*EXCERPT*:
--- begin ---

(a) [tex]y(t)=250 - 4.9 t^2[/tex]
For an object in free-fall, the vertical position at time t is given by:
[tex]y(t) = h + ut - \frac{1}{2}gt^2[/tex]
where
h is the initial vertical position
u is the initial vertical velocity
g = 9.8 m/s^2 is the acceleration of gravity
t is the time
In this problem,
h = 250 m
u = 0 (the stone starts from rest)
So, the vertical position of the stone is given by
[tex]y(t) = 250 - \frac{1}{2}(9.8) t^2 = 250 - 4.9 t^2[/tex]
(b) 7.14 s
The time it takes for the stone to reach the ground is the time t at which the vertical position of the stone becomes zero:
y(t) = 0
Which means
[tex]y(t) = h - \frac{1}{2}gt^2=0[/tex]
So for the stone in the problem, we have
[tex]250 - 4.9 t^2 = 0[/tex]
Solving for t, we find:
[tex]t=\sqrt{\frac{250}{4.9}}=7.14 s[/tex]
(c) -70.0 m/s (downward)
The velocity of an object in free fall is given by the equation
[tex]v(t) = u - gt[/tex]
where
u is the initial velocity
g = 9.8 m/s^2 is the acceleration of gravity
t is the time
Here we have
u = 0
So if we substitute t = 7.14 s, we find the velocity of the stone at the time it reaches the ground:
[tex]v=0-(9.8 m/s^2)(7.14 s)=-70.0 m/s[/tex]
The negative sign means the direction of the velocity is downward.
(d) 6.94 s
In this situation, the stone is thrown downward with an initial speed of 2 m/s, so its initial velocity is
u = -2 m/s
So the equation of the vertical position of the stone in this case is
[tex]y(t) = h + ut - \frac{1}{2}gt^2=250 - 2t - 4.9 t^2[/tex]
By solving the equation, we find the time t at which the stone reaches the ground.
We find two solutions:
t = -7.35 s
t = 6.94 s
The first solution is negative, so it has no physical meaning, therefore we discard it. So, the time it takes for the stone to reach the ground is:
t = 6.94 s

--- end ---

*LISTED RECORDS*:
--- begin ---

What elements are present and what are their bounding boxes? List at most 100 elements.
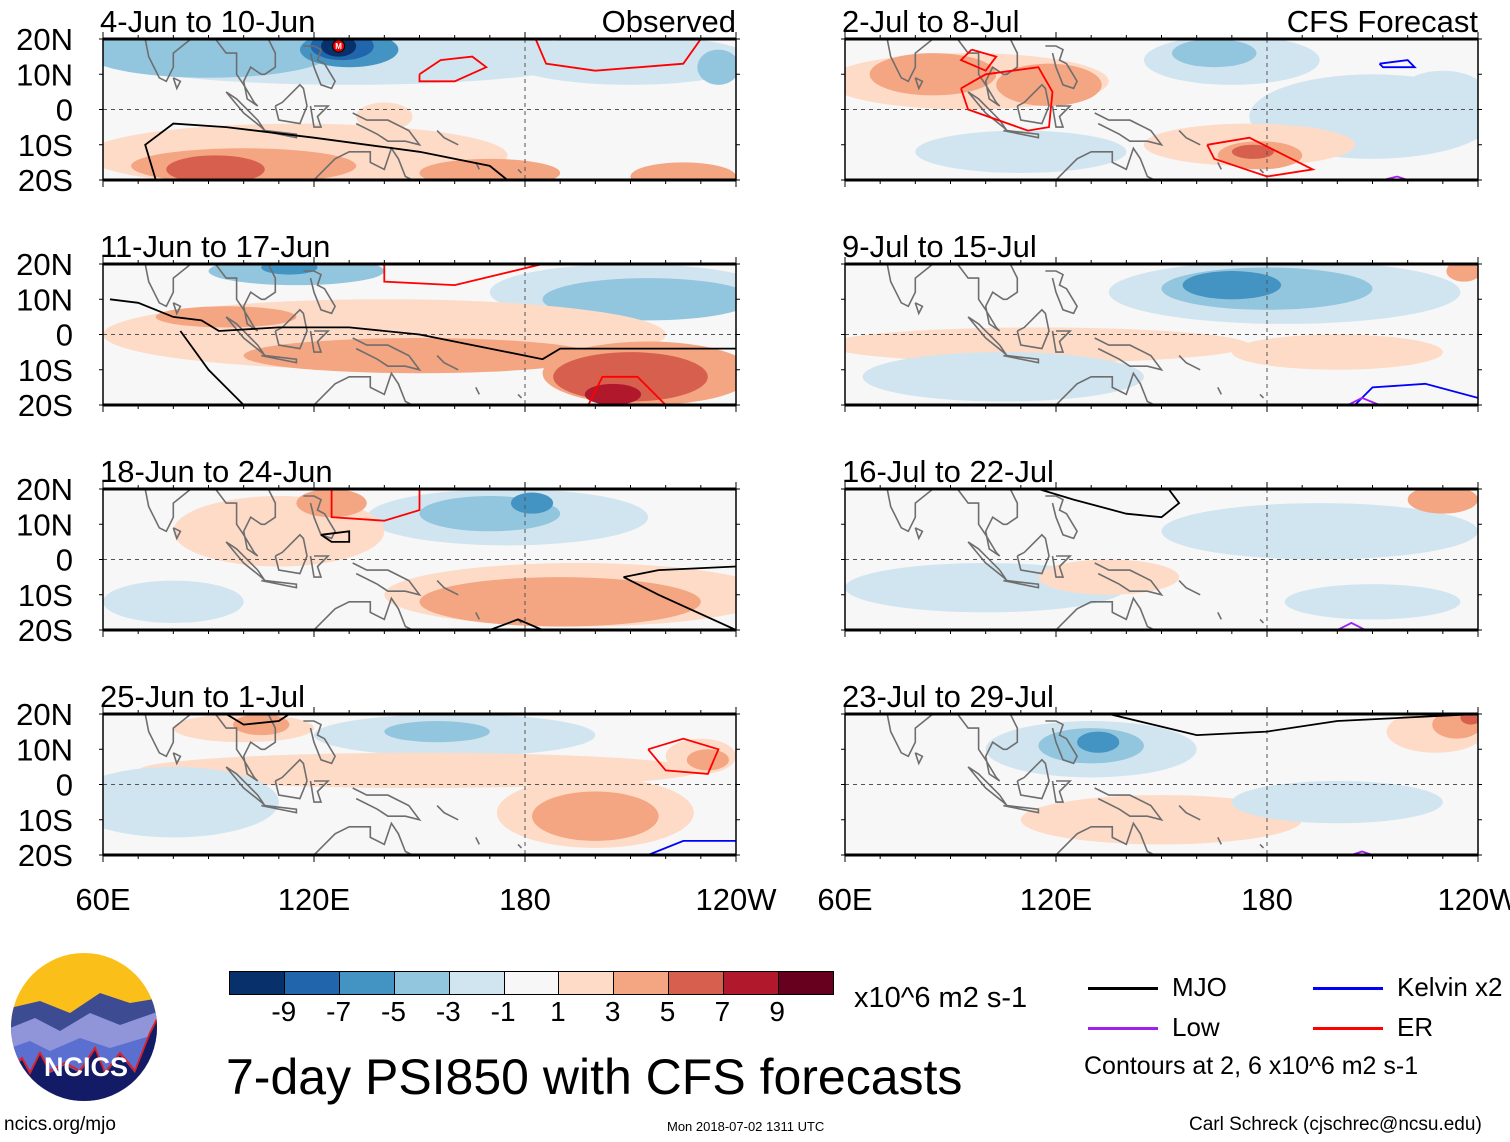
latitude-label: 0 [56,768,73,803]
panel-source-tag: Observed [602,4,736,39]
colorbar-swatch [338,972,394,994]
map-panel: 23-Jul to 29-Jul [841,679,1482,862]
colorbar-units: x10^6 m2 s-1 [854,982,1028,1014]
anomaly-shading [356,102,413,131]
coastline [1217,612,1223,620]
contour-er [383,264,543,287]
coastline [352,787,422,822]
legend-line-kelvin [1313,987,1383,990]
coastline [1054,821,1155,855]
coastline [144,714,192,758]
legend-label: MJO [1172,972,1227,1002]
colorbar-tick-label: 5 [659,996,676,1027]
coastline [1217,837,1223,845]
coastline [1054,596,1155,630]
legend-note: Contours at 2, 6 x10^6 m2 s-1 [1084,1052,1419,1080]
panel-date-range: 11-Jun to 17-Jun [100,229,330,264]
panel-date-range: 25-Jun to 1-Jul [100,679,305,714]
ncics-logo: NCICS [11,953,157,1101]
coastline [309,105,331,128]
panel-field [103,264,736,405]
anomaly-shading [419,158,561,180]
coastline [436,580,459,596]
panel-field [103,489,736,630]
longitude-label: 120E [278,882,350,917]
panel-field [845,714,1478,855]
coastline [914,752,924,766]
anomaly-shading [697,49,736,85]
coastline [312,596,413,630]
coastline [1045,720,1079,765]
longitude-label: 120E [1020,882,1092,917]
coastline [886,714,934,758]
contour-mjo [623,565,736,578]
coastline [1178,355,1201,371]
coastline [352,337,422,372]
legend-line-mjo [1088,987,1158,990]
coastline [214,39,277,107]
coastline [172,302,182,316]
coastline [303,270,337,315]
coastline [172,527,182,541]
map-panel: 2-Jul to 8-Jul CFS Forecast [841,4,1482,187]
latitude-label: 10S [18,803,73,838]
anomaly-shading [686,749,729,771]
latitude-label: 20S [18,163,73,198]
contour-mjo [1038,489,1181,519]
coastline [1217,162,1223,170]
latitude-label: 0 [56,318,73,353]
panel-date-range: 4-Jun to 10-Jun [100,4,315,39]
anomaly-shading [1161,503,1478,560]
coastline [261,354,298,364]
coastline [274,758,308,800]
panel-source-tag: CFS Forecast [1287,4,1479,39]
coastline [475,837,481,845]
legend-label: ER [1397,1012,1434,1042]
latitude-label: 20N [16,22,73,57]
anomaly-shading [166,155,265,180]
coastline [274,308,308,350]
coastline [309,330,331,353]
coastline [1045,495,1079,540]
panel-field [845,39,1478,180]
coastline [312,371,413,405]
contour-mjo [320,530,351,543]
colorbar-tick-label: -9 [271,996,297,1027]
contour-er [418,55,489,83]
panel-field [845,264,1478,405]
panel-field: M [103,39,736,180]
panel-date-range: 16-Jul to 22-Jul [842,454,1054,489]
coastline [1051,555,1073,578]
coastline [1003,354,1040,364]
legend-line-er [1313,1027,1383,1030]
coastline [956,714,1019,782]
latitude-label: 20N [16,697,73,732]
anomaly-shading [1038,559,1180,595]
anomaly-shading [1231,144,1275,159]
coastline [1016,533,1050,575]
legend-label: Kelvin x2 [1397,972,1503,1002]
coastline [1094,112,1164,147]
coastline [261,804,298,814]
anomaly-shading [103,580,244,623]
legend-line-low [1088,1027,1158,1030]
latitude-label: 20S [18,838,73,873]
colorbar-tick-label: 9 [769,996,785,1027]
anomaly-shading [862,352,1144,402]
colorbar [229,971,834,995]
contour-low [1347,396,1380,405]
anomaly-shading [507,39,736,85]
latitude-label: 10N [16,282,73,317]
colorbar-tick-label: -7 [326,996,352,1027]
coastline [517,843,523,849]
coastline [1054,146,1155,180]
coastline [1217,387,1223,395]
footer-url[interactable]: ncics.org/mjo [4,1114,116,1135]
map-panel: 16-Jul to 22-Jul [841,454,1482,637]
coastline [214,489,277,557]
anomaly-shading [1182,271,1282,300]
anomaly-shading [233,714,290,736]
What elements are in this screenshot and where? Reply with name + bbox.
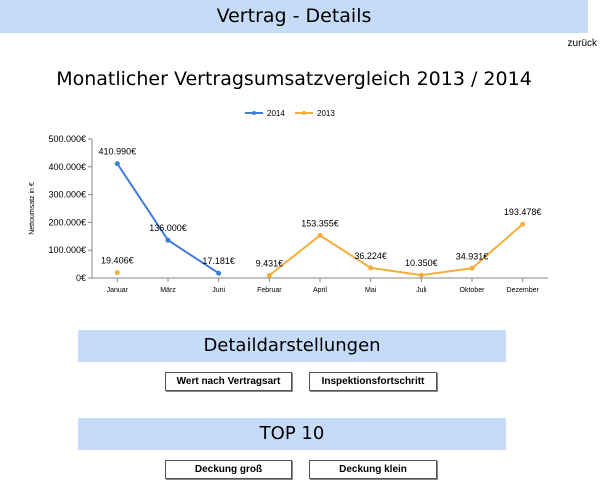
y-tick-label: 0€ — [76, 273, 86, 283]
data-point-2014 — [114, 161, 120, 167]
x-tick-label: Januar — [107, 287, 129, 294]
data-label-2013: 19.406€ — [101, 256, 134, 266]
detail-views-header: Detaildarstellungen — [78, 330, 506, 362]
coverage-small-button[interactable]: Deckung klein — [309, 460, 437, 479]
y-tick-label: 100.000€ — [48, 245, 86, 255]
y-axis-label: Nettoumsatz in € — [29, 182, 36, 235]
x-tick-label: März — [160, 287, 176, 294]
data-point-2013 — [418, 272, 424, 278]
data-label-2013: 193.478€ — [504, 207, 542, 217]
x-tick-label: Juni — [212, 287, 225, 294]
x-tick-label: Mai — [365, 287, 377, 294]
data-point-2013 — [266, 272, 272, 278]
x-tick-label: Februar — [257, 287, 282, 294]
x-tick-label: April — [313, 287, 327, 294]
x-tick-label: Oktober — [460, 287, 486, 294]
data-point-2014 — [165, 237, 171, 243]
inspection-progress-button[interactable]: Inspektionsfortschritt — [309, 372, 437, 391]
data-point-2013 — [114, 270, 120, 276]
data-label-2013: 9.431€ — [256, 258, 284, 268]
data-label-2014: 410.990€ — [99, 147, 137, 157]
coverage-large-button[interactable]: Deckung groß — [165, 460, 292, 479]
y-tick-label: 500.000€ — [48, 134, 86, 144]
data-label-2013: 34.931€ — [456, 251, 489, 261]
data-label-2013: 153.355€ — [301, 218, 339, 228]
data-label-2013: 10.350€ — [405, 258, 438, 268]
x-tick-label: Juli — [416, 287, 427, 294]
x-tick-label: Dezember — [507, 287, 540, 294]
data-label-2014: 136.000€ — [149, 223, 187, 233]
chart-title: Monatlicher Vertragsumsatzvergleich 2013… — [56, 68, 532, 90]
data-point-2013 — [469, 265, 475, 271]
data-label-2014: 17.181€ — [202, 256, 235, 266]
legend-label-2014: 2014 — [267, 109, 285, 118]
page-header: Vertrag - Details — [0, 0, 588, 33]
legend-marker-2014 — [252, 111, 256, 115]
data-point-2013 — [520, 221, 526, 227]
legend-marker-2013 — [302, 111, 306, 115]
back-link[interactable]: zurück — [567, 38, 597, 49]
y-tick-label: 400.000€ — [48, 162, 86, 172]
data-label-2013: 36.224€ — [354, 251, 387, 261]
top10-header: TOP 10 — [78, 418, 506, 450]
value-by-contract-type-button[interactable]: Wert nach Vertragsart — [165, 372, 292, 391]
data-point-2014 — [216, 270, 222, 276]
data-point-2013 — [368, 265, 374, 271]
legend-label-2013: 2013 — [317, 109, 335, 118]
revenue-line-chart: 0€ 100.000€ 200.000€ 300.000€ 400.000€ 500.00… — [29, 109, 548, 294]
y-tick-label: 300.000€ — [48, 190, 86, 200]
y-tick-label: 200.000€ — [48, 217, 86, 227]
data-point-2013 — [317, 232, 323, 238]
series-line-2013 — [268, 223, 524, 277]
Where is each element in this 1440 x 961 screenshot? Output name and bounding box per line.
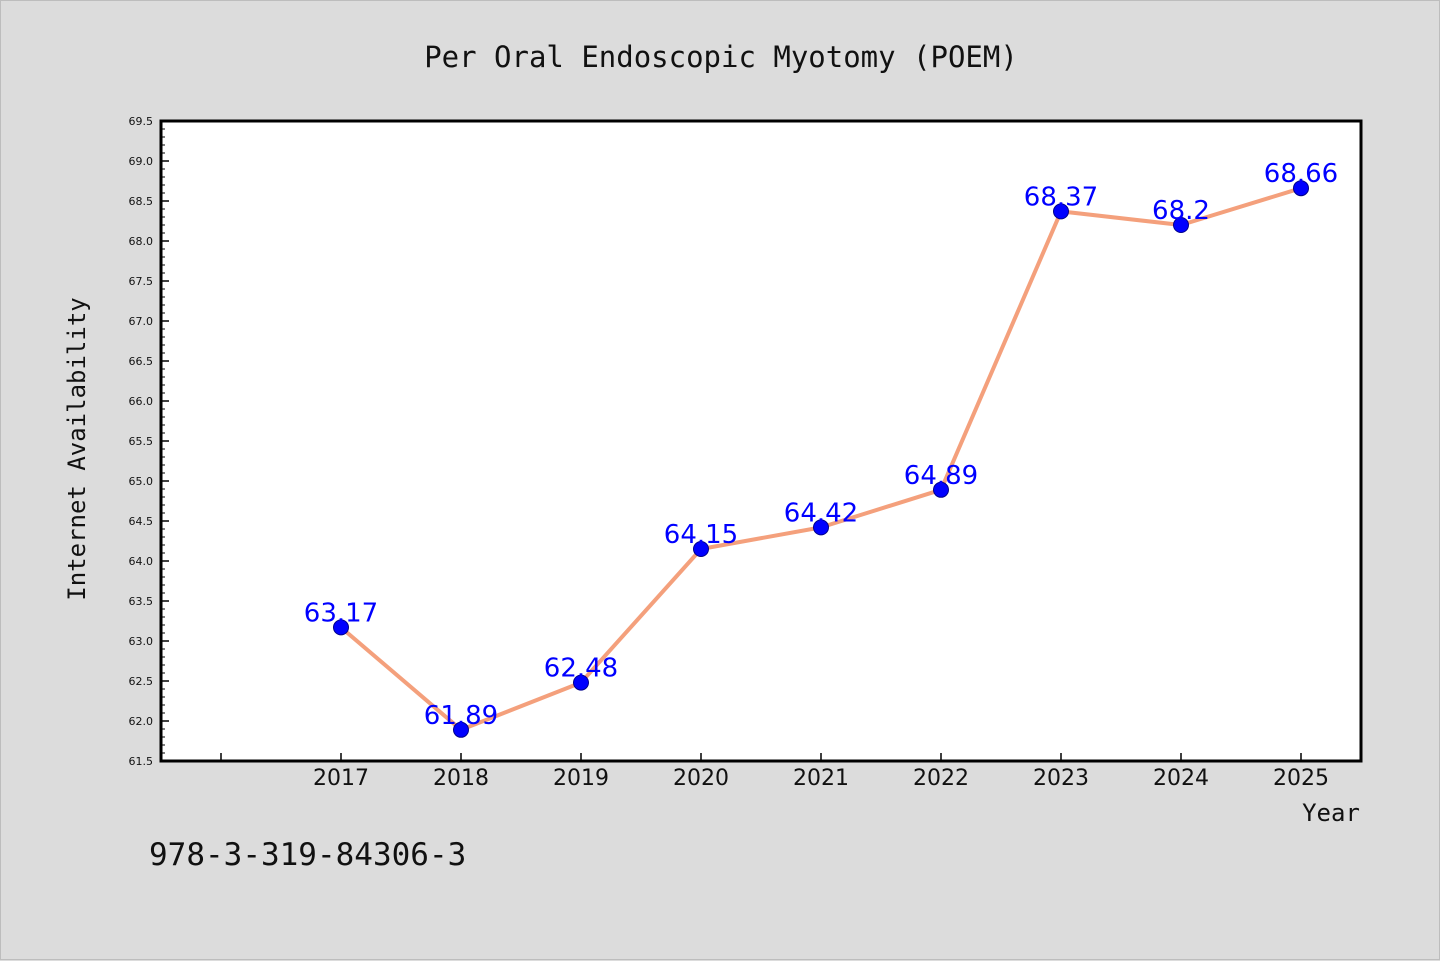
y-axis-label: Internet Availability — [63, 297, 91, 600]
x-tick-label: 2022 — [913, 766, 969, 791]
data-point-marker — [1293, 180, 1309, 197]
y-tick-label: 62.0 — [129, 715, 154, 728]
x-tick-label: 2020 — [673, 766, 729, 791]
data-point-label: 64.89 — [904, 461, 978, 491]
data-point-label: 64.42 — [784, 498, 858, 528]
x-tick-label: 2017 — [313, 766, 369, 791]
data-point-label: 68.66 — [1264, 159, 1338, 189]
y-tick-label: 69.0 — [129, 155, 154, 168]
y-tick-label: 65.0 — [129, 475, 154, 488]
y-tick-label: 63.0 — [129, 635, 154, 648]
y-tick-label: 69.5 — [129, 115, 154, 128]
data-labels: 63.17 61.89 62.48 64.15 64.42 64.89 68.37 68.2 6… — [304, 159, 1338, 731]
data-point-label: 68.37 — [1024, 182, 1098, 212]
x-tick-label: 2019 — [553, 766, 609, 791]
data-point-label: 62.48 — [544, 654, 618, 684]
chart-title: Per Oral Endoscopic Myotomy (POEM) — [424, 40, 1018, 74]
axis-ticks: 61.5 62.0 62.5 63.0 63.5 64.0 64.5 65.0 65.5 66.0… — [129, 115, 1330, 791]
data-point-marker — [333, 619, 349, 636]
y-tick-label: 66.0 — [129, 395, 154, 408]
y-tick-label: 67.0 — [129, 315, 154, 328]
y-tick-label: 63.5 — [129, 595, 154, 608]
x-tick-label: 2023 — [1033, 766, 1089, 791]
y-tick-label: 62.5 — [129, 675, 154, 688]
data-point-marker — [693, 541, 709, 557]
y-tick-label: 64.0 — [129, 555, 154, 568]
data-point-marker — [453, 721, 469, 738]
data-point-label: 64.15 — [664, 520, 738, 550]
y-tick-label: 65.5 — [129, 435, 154, 448]
series-markers — [333, 180, 1309, 738]
plot-frame — [159, 119, 1363, 763]
x-tick-label: 2018 — [433, 766, 489, 791]
data-point-marker — [1173, 217, 1189, 233]
y-tick-label: 66.5 — [129, 355, 154, 368]
y-tick-label: 61.5 — [129, 755, 154, 768]
y-tick-label: 68.5 — [129, 195, 154, 208]
data-point-marker — [813, 519, 829, 536]
y-tick-label: 64.5 — [129, 515, 154, 528]
x-tick-label: 2025 — [1273, 766, 1329, 791]
x-tick-label: 2021 — [793, 766, 849, 791]
plot-area — [161, 121, 1361, 761]
data-point-marker — [573, 674, 589, 691]
footer-identifier: 978-3-319-84306-3 — [149, 837, 466, 873]
y-tick-label: 67.5 — [129, 275, 154, 288]
data-point-label: 61.89 — [424, 701, 498, 731]
data-point-label: 63.17 — [304, 598, 378, 628]
data-point-label: 68.2 — [1152, 196, 1210, 226]
data-point-marker — [1053, 203, 1069, 220]
x-axis-label: Year — [1302, 799, 1360, 827]
data-point-marker — [933, 481, 949, 498]
x-tick-label: 2024 — [1153, 766, 1209, 791]
y-tick-label: 68.0 — [129, 235, 154, 248]
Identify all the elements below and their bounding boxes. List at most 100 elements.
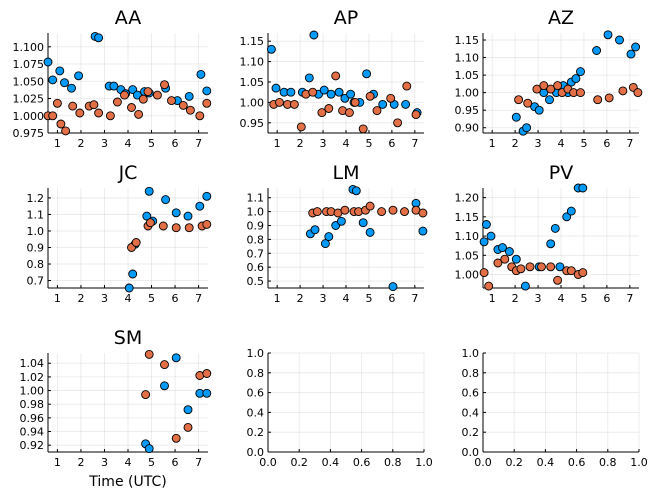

--- end ---

*WHAT IS NEEDED*:
Reproduce the stretch of the falling-stone solution above from "(a) [tex]y(t)=250 - 4.9" through "starts from rest)".

*SOLUTION FOR THIS EXERCISE*:
(a) [tex]y(t)=250 - 4.9 t^2[/tex]
For an object in free-fall, the vertical position at time t is given by:
[tex]y(t) = h + ut - \frac{1}{2}gt^2[/tex]
where
h is the initial vertical position
u is the initial vertical velocity
g = 9.8 m/s^2 is the acceleration of gravity
t is the time
In this problem,
h = 250 m
u = 0 (the stone starts from rest)